Records -
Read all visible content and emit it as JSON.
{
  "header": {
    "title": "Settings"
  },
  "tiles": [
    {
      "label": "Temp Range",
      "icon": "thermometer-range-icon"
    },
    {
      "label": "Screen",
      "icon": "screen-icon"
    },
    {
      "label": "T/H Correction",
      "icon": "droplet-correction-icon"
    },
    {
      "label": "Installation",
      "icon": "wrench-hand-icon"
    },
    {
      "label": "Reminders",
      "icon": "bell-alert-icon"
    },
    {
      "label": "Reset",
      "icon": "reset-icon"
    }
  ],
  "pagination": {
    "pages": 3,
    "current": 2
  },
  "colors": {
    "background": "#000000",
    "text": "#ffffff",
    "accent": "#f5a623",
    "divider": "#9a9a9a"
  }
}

Challenge -
Transcribe the records above exactly as they appear.

Exercise response -
Read all visible content and emit it as JSON.
{
  "header": {
    "title": "Settings"
  },
  "tiles": [
    {
      "label": "Temp Range",
      "icon": "thermometer-range-icon"
    },
    {
      "label": "Screen",
      "icon": "screen-icon"
    },
    {
      "label": "T/H Correction",
      "icon": "droplet-correction-icon"
    },
    {
      "label": "Installation",
      "icon": "wrench-hand-icon"
    },
    {
      "label": "Reminders",
      "icon": "bell-alert-icon"
    },
    {
      "label": "Reset",
      "icon": "reset-icon"
    }
  ],
  "pagination": {
    "pages": 3,
    "current": 2
  },
  "colors": {
    "background": "#000000",
    "text": "#ffffff",
    "accent": "#f5a623",
    "divider": "#9a9a9a"
  }
}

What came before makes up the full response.